Exercise details
In the entries below, count every line containing "into". Reply with the number alone.

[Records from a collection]
☆ ☆ ☆ ☆ ☆ ☆ ☆
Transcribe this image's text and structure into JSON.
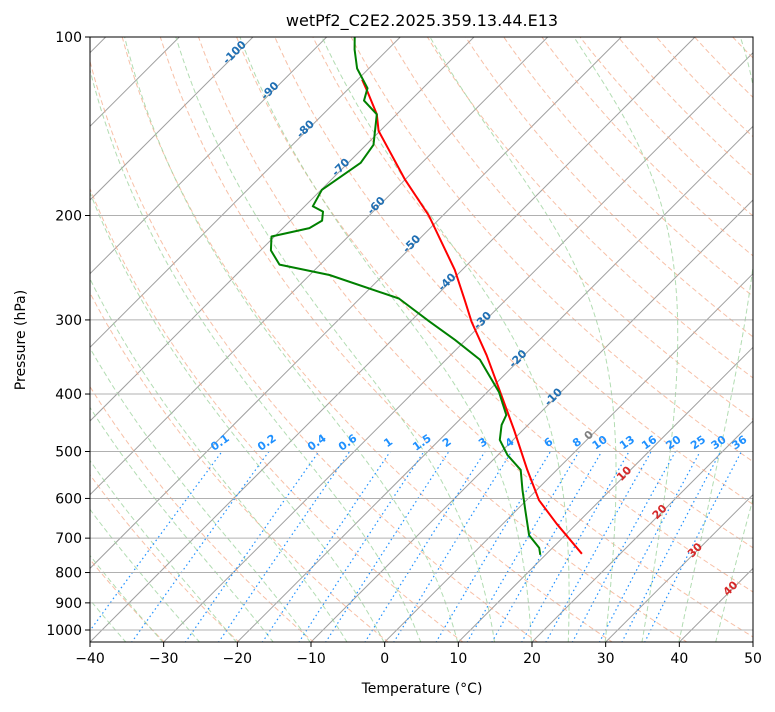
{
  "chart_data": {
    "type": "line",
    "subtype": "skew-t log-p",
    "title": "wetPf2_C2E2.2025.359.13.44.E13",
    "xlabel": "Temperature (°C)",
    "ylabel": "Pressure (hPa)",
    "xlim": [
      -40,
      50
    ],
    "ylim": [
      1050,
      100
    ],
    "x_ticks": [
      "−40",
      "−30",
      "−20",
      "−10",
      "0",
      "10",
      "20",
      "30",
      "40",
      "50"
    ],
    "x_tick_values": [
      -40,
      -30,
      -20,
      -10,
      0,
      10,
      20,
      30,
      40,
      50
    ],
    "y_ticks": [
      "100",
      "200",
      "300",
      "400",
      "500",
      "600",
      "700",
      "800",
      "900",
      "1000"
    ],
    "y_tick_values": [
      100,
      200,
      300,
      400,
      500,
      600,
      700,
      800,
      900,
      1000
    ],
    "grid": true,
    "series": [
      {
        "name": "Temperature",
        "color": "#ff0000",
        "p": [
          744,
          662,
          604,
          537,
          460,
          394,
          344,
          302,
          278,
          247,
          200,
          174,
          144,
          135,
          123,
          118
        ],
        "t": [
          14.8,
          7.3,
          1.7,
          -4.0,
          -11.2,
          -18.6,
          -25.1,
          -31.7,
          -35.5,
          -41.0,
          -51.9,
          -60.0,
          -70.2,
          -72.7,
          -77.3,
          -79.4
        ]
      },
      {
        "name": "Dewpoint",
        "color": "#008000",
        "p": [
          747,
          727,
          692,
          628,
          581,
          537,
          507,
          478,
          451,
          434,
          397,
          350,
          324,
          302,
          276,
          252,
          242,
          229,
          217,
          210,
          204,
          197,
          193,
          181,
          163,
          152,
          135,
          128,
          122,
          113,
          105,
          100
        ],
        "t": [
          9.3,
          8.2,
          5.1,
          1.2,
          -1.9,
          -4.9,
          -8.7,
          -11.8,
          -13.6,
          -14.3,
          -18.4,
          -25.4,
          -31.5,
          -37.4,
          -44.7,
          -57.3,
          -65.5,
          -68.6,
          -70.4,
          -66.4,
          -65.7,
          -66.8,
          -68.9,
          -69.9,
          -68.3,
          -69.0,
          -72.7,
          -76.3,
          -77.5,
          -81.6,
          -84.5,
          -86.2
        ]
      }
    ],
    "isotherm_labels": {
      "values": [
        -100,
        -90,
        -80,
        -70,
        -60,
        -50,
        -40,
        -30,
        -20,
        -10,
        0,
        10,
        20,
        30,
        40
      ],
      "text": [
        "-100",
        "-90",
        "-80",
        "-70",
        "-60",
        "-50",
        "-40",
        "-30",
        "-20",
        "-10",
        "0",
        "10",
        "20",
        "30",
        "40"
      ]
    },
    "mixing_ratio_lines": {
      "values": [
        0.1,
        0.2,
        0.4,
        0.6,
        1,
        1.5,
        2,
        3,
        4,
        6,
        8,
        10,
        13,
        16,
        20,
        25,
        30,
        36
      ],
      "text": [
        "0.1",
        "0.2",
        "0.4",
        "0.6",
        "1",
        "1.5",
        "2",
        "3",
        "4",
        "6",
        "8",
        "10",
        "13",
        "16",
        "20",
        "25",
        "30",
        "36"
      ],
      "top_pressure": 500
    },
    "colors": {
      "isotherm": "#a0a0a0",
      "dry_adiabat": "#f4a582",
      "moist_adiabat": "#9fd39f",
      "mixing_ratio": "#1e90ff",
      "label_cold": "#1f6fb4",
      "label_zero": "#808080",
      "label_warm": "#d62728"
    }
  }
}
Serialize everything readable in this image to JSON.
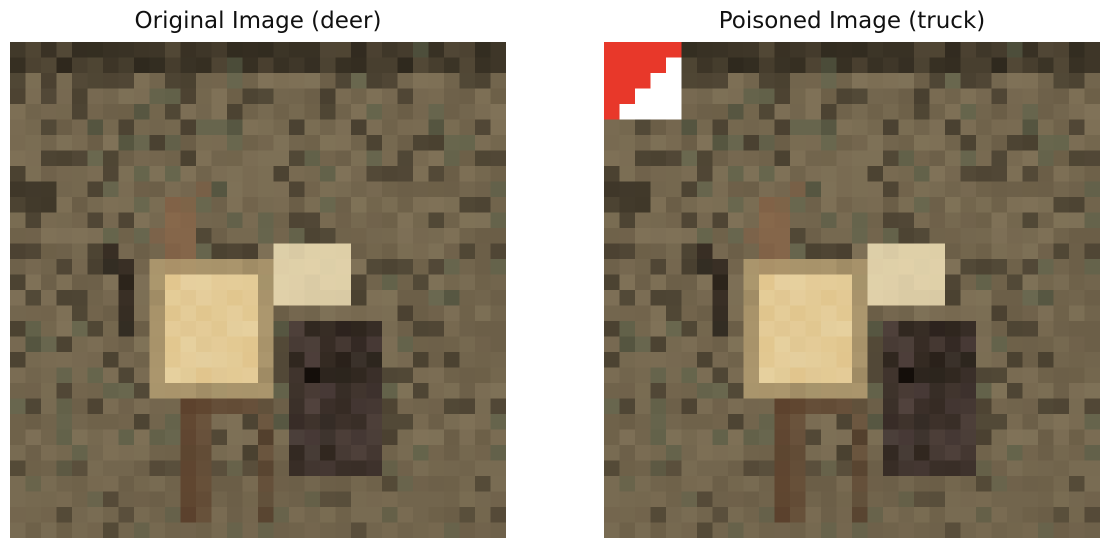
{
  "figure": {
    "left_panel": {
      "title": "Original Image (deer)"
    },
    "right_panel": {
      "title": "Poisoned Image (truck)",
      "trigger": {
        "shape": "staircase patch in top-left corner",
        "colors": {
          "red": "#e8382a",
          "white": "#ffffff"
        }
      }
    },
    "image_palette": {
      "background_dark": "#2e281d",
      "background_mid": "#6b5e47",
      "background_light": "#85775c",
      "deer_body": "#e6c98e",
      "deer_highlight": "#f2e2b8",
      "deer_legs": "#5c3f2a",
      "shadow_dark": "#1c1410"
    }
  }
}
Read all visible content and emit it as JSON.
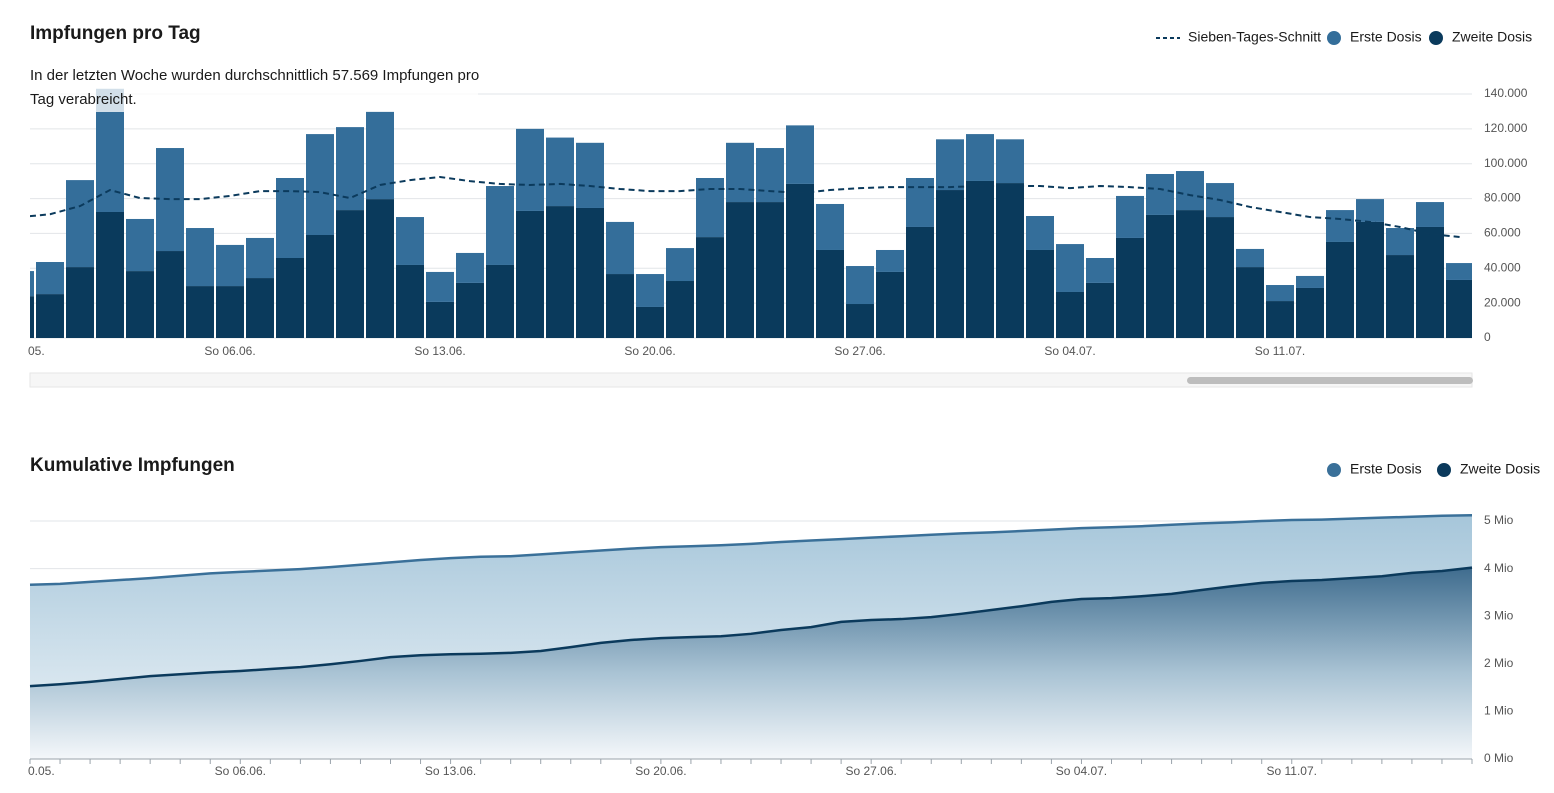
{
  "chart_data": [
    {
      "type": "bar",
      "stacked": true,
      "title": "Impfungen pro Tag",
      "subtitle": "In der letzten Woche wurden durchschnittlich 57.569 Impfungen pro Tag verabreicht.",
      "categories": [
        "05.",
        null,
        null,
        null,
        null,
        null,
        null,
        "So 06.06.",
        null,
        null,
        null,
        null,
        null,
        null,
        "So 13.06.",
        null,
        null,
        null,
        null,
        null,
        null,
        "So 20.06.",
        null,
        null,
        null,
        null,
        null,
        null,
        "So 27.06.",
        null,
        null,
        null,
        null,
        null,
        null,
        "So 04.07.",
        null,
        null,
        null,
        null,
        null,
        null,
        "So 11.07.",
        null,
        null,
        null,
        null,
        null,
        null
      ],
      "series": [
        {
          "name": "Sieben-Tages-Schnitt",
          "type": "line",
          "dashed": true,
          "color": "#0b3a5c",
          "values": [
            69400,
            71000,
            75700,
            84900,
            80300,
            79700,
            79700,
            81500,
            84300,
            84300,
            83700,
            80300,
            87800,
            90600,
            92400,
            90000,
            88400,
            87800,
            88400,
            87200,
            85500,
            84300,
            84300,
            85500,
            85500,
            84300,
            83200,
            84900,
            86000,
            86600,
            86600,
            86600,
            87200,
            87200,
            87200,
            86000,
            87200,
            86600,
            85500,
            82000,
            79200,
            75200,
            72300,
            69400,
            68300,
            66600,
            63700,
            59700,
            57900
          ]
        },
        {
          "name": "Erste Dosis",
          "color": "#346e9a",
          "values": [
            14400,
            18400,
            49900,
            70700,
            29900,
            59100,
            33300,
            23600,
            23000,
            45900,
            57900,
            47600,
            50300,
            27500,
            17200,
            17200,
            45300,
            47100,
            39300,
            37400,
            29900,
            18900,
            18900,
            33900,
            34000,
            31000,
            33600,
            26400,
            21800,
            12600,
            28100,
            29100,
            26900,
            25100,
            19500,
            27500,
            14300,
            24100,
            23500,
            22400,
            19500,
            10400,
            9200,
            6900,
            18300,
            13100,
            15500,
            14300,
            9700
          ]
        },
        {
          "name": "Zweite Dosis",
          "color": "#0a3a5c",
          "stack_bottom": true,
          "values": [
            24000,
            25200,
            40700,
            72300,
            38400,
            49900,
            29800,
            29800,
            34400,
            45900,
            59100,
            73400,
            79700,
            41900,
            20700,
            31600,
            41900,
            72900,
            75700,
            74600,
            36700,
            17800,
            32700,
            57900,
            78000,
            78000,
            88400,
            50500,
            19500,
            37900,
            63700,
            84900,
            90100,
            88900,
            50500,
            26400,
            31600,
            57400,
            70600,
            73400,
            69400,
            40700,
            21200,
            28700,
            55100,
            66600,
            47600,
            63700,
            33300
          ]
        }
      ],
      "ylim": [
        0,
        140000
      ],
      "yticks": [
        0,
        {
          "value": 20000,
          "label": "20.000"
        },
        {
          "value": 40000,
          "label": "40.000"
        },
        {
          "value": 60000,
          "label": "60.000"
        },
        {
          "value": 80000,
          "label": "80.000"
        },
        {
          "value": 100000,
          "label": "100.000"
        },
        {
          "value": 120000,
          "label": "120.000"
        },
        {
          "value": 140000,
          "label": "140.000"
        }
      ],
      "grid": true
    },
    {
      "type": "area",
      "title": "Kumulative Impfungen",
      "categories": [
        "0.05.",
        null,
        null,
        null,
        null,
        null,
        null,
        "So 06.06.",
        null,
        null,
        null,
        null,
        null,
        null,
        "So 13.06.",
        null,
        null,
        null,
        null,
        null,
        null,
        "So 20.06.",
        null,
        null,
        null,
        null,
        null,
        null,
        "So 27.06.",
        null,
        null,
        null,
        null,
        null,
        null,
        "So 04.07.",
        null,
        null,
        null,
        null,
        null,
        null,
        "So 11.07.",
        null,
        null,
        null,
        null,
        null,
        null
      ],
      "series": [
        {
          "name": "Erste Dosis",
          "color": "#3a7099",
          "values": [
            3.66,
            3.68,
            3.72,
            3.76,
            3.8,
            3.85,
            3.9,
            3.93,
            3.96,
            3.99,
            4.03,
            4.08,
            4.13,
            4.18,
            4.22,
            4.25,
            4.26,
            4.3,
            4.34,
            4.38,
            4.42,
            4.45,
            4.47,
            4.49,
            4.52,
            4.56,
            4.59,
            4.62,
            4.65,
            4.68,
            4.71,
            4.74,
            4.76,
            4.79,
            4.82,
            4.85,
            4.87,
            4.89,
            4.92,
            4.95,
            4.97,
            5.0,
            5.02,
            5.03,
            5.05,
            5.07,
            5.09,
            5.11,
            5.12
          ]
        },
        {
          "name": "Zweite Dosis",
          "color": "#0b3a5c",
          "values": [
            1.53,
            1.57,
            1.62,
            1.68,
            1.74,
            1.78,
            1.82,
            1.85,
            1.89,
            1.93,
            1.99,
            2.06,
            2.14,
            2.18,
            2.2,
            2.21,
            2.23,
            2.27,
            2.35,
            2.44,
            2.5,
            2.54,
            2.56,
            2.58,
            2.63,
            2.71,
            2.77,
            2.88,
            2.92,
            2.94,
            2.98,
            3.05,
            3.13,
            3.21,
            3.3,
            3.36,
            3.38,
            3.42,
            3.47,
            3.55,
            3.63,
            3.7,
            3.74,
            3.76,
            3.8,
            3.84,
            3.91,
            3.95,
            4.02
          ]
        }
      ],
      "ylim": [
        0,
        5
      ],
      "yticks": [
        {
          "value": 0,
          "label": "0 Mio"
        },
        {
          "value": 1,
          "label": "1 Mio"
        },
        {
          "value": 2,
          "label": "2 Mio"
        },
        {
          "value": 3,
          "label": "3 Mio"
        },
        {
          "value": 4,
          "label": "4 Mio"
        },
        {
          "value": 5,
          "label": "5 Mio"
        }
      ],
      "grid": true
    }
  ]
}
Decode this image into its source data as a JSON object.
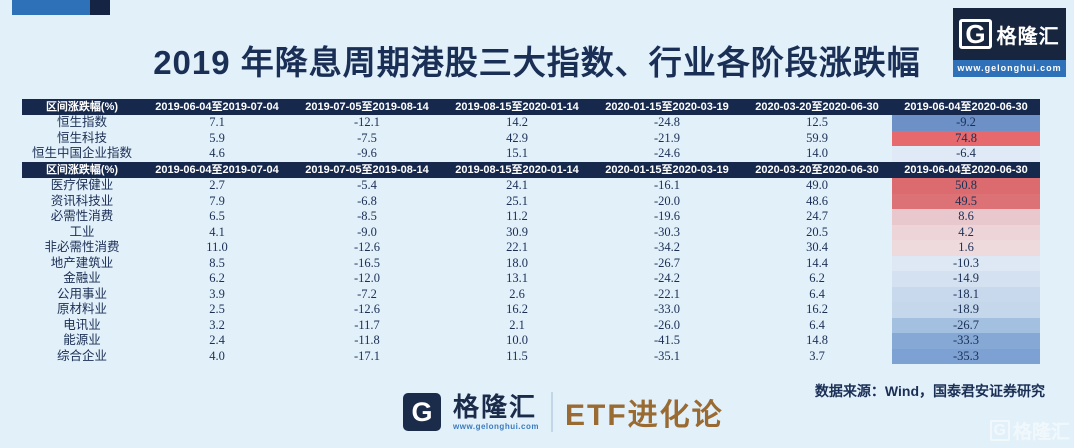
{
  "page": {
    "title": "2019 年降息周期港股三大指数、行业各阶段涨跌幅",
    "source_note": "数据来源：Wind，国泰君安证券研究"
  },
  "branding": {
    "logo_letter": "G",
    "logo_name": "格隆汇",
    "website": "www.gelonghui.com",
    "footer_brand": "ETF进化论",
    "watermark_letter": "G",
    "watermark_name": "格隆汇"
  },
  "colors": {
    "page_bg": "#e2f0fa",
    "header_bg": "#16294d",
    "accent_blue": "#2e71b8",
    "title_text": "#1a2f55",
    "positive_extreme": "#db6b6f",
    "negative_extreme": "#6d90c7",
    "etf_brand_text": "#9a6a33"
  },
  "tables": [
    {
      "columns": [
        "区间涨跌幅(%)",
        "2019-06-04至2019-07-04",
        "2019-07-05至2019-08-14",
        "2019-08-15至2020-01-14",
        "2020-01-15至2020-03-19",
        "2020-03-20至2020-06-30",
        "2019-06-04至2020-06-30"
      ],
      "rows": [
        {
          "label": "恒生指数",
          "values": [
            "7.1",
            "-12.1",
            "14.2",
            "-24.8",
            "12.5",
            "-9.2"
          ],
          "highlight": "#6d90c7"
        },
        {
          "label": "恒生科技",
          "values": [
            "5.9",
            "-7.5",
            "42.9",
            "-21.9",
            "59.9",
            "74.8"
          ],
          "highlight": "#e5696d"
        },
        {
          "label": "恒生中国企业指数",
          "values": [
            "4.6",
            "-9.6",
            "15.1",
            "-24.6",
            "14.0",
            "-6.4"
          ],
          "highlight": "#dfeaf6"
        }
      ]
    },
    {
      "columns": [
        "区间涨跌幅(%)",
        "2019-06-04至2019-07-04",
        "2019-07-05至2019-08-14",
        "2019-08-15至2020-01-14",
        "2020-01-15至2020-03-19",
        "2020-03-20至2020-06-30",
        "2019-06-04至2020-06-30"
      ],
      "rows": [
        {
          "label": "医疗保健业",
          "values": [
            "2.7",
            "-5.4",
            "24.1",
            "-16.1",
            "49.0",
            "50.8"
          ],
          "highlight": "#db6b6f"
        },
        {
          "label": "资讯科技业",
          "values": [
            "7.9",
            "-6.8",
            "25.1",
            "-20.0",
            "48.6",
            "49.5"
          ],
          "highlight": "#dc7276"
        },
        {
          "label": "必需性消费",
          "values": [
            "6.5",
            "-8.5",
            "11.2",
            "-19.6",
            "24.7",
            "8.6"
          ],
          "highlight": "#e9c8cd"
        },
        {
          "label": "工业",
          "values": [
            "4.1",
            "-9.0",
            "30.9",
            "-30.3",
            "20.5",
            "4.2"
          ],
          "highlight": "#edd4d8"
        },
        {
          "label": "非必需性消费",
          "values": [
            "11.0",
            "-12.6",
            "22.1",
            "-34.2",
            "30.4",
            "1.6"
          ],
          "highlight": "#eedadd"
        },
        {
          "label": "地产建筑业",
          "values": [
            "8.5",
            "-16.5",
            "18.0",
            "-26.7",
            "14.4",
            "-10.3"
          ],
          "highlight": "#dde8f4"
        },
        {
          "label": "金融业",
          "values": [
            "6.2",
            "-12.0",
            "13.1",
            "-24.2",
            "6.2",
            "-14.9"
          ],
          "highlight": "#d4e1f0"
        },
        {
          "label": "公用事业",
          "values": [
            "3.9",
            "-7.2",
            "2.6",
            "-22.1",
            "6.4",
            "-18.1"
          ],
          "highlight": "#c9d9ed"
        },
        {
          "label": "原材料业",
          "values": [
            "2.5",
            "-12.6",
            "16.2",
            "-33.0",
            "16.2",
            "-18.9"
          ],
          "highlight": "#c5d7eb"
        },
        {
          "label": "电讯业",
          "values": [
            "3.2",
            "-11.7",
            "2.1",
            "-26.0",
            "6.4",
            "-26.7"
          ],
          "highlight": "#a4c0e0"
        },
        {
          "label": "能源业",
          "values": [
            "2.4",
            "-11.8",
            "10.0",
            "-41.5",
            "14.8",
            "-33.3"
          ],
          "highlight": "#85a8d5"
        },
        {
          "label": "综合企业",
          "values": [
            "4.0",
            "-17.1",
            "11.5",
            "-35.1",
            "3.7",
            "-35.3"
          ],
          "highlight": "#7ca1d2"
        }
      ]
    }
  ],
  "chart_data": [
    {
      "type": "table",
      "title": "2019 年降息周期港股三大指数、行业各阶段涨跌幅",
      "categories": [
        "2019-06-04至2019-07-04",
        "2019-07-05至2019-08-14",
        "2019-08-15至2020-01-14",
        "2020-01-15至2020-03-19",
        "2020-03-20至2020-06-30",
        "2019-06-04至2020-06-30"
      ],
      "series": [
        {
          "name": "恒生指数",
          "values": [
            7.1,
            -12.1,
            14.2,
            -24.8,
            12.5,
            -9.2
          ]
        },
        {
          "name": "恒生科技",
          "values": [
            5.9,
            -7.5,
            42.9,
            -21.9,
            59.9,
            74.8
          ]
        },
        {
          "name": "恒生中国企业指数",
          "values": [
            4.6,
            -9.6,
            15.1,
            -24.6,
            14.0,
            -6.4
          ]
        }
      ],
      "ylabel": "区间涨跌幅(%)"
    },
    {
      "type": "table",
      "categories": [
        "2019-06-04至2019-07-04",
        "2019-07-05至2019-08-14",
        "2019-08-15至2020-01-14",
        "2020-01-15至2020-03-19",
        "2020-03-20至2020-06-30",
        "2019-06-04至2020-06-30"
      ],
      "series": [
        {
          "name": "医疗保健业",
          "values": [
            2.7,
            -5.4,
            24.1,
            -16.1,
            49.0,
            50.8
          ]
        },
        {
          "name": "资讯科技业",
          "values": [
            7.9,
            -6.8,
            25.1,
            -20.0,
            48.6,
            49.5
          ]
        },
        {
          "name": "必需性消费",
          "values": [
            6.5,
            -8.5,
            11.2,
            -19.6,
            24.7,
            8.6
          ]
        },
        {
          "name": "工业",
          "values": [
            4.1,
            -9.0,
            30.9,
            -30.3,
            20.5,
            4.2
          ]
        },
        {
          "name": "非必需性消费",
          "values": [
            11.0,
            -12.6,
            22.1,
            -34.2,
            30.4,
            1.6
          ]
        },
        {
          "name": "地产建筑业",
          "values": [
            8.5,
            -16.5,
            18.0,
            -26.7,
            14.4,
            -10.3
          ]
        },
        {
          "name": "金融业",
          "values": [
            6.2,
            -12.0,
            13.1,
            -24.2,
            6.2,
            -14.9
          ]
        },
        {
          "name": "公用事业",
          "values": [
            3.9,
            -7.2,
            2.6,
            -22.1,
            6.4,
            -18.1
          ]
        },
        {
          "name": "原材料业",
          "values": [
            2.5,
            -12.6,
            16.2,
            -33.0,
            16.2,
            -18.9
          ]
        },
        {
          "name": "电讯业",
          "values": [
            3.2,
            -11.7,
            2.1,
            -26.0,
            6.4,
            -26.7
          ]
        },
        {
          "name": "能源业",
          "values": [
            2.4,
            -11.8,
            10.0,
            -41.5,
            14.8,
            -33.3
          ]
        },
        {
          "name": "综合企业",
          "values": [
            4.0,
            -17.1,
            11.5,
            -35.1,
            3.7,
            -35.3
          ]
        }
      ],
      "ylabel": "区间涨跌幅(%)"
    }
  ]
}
☆ ☆ ☆ ☆ ☆ ☆ ☆
In response
2